- Written problem
Compute how many lines in the entries below contain "שדרוש", and output nothing but the number.

Stored records:
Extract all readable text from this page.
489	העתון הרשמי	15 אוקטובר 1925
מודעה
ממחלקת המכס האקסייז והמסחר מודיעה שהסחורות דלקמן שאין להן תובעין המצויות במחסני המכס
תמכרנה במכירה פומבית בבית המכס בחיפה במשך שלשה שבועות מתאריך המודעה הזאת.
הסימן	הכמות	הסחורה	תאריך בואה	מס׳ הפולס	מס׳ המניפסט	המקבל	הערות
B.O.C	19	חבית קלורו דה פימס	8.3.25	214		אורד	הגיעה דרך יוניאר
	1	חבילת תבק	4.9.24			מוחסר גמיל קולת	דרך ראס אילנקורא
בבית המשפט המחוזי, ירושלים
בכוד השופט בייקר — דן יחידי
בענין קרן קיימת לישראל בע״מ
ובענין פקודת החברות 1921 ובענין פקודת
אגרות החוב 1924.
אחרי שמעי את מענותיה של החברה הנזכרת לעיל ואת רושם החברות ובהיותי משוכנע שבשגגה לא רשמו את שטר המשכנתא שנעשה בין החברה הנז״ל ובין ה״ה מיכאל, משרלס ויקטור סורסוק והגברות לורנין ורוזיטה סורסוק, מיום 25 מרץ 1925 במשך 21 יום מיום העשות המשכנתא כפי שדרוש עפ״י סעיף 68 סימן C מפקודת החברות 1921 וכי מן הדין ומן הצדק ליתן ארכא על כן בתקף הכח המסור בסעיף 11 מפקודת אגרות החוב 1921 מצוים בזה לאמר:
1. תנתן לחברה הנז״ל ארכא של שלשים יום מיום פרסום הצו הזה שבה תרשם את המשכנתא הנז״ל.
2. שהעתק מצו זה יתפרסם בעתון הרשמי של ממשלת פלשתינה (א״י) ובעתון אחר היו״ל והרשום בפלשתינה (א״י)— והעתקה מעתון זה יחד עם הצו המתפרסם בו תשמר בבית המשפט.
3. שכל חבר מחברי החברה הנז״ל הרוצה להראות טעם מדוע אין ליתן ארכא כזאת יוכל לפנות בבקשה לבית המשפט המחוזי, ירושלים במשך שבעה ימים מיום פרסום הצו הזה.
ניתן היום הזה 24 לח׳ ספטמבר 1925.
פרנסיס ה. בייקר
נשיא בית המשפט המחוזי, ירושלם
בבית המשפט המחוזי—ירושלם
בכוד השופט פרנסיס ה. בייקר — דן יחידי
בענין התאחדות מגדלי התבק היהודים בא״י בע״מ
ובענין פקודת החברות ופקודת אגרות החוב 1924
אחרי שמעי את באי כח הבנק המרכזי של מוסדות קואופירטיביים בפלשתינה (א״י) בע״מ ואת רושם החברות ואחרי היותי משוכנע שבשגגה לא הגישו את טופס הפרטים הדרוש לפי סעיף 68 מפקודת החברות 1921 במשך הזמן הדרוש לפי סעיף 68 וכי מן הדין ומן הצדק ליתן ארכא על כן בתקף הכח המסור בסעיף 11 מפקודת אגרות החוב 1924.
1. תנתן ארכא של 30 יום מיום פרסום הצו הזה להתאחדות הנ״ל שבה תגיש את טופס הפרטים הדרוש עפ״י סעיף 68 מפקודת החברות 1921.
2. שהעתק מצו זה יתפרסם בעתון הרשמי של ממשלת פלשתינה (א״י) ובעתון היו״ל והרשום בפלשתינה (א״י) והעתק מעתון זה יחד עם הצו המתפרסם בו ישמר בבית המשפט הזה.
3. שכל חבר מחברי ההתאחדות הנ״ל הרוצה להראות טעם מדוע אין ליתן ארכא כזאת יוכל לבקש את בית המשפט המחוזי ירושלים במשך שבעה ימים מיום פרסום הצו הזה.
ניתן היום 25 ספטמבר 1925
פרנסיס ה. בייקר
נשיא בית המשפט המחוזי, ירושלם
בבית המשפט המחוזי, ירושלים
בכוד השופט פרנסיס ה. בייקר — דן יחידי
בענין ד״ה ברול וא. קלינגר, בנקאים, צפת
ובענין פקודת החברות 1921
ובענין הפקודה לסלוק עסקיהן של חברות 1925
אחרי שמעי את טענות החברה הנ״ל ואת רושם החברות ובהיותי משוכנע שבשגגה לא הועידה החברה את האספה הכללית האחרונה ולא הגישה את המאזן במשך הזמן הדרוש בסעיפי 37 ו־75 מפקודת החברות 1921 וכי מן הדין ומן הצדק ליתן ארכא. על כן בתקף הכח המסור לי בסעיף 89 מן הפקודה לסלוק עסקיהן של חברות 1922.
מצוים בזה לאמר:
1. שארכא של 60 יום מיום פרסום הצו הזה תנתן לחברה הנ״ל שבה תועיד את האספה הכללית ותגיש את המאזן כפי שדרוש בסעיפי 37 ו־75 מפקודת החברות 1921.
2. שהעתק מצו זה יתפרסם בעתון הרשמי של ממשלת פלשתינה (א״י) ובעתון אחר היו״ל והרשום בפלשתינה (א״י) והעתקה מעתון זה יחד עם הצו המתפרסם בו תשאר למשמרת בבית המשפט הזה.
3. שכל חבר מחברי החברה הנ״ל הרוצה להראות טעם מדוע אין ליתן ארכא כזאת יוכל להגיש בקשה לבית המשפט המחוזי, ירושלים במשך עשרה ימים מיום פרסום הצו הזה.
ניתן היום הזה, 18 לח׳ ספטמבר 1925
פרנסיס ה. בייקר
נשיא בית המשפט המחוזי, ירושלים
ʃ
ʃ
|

- Reply
2